To be done
Pull out every line below that holds the word "mean".

Records about charts and figures:
--------------------------------------------------

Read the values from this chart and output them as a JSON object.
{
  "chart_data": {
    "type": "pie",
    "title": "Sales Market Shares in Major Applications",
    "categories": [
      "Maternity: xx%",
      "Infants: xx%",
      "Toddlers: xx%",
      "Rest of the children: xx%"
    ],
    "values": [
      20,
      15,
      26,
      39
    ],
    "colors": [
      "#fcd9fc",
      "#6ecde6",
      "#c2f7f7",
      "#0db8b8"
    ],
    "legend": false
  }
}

--------------------------------------------------

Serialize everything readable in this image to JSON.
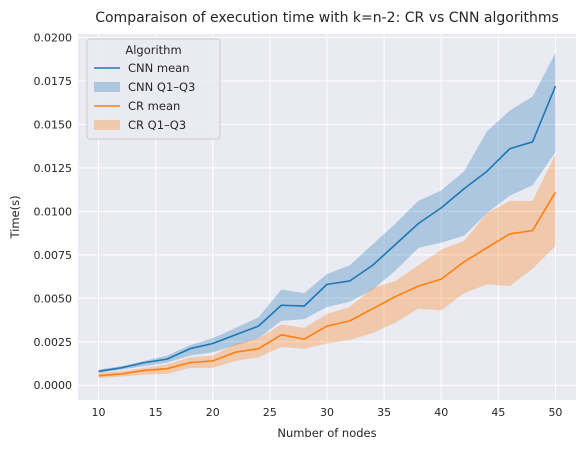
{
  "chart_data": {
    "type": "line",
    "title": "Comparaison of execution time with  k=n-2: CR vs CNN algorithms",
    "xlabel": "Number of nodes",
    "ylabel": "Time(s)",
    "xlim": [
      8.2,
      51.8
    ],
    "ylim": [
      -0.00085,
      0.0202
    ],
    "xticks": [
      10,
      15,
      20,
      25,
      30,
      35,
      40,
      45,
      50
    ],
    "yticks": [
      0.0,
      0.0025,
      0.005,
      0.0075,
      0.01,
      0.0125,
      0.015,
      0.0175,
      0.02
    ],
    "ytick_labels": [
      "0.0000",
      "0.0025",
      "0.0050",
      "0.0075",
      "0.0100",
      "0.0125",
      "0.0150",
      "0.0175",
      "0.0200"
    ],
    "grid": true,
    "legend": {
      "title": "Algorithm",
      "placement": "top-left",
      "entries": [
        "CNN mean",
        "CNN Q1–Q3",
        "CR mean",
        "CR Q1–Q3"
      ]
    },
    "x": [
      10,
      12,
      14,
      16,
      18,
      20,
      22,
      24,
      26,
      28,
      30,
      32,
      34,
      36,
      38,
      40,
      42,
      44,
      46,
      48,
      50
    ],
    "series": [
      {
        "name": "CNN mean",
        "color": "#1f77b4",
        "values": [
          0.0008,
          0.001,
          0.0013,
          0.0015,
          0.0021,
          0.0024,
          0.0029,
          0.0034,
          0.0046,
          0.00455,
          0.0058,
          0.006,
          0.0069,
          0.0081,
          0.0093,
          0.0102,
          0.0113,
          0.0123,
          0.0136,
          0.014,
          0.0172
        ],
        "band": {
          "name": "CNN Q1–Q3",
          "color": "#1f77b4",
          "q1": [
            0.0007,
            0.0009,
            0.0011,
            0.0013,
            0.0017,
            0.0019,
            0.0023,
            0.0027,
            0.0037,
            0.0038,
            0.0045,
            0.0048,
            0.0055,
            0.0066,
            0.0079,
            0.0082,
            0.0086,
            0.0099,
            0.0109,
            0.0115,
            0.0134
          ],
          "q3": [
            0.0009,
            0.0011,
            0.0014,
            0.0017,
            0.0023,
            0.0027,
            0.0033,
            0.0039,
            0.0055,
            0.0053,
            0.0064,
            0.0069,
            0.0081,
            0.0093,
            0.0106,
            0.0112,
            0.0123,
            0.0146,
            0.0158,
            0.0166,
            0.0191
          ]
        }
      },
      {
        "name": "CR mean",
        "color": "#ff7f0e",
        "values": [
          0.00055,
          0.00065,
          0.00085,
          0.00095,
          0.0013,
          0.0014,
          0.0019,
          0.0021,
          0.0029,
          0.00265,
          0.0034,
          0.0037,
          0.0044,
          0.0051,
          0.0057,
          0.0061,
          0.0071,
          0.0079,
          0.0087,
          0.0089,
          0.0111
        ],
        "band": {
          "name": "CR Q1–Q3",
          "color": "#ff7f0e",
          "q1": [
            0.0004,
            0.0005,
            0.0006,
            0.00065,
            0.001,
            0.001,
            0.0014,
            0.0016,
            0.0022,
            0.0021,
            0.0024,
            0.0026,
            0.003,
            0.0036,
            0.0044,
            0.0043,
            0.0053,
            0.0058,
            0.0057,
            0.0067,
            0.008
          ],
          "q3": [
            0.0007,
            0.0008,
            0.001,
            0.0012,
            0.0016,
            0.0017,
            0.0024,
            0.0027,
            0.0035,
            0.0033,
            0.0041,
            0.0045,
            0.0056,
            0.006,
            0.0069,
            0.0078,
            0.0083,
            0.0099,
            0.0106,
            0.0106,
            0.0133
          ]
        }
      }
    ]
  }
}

--------------------------------------------------

Output
        "CNN mean",
        "CR mean",
        "name": "CNN mean",
        "name": "CR mean",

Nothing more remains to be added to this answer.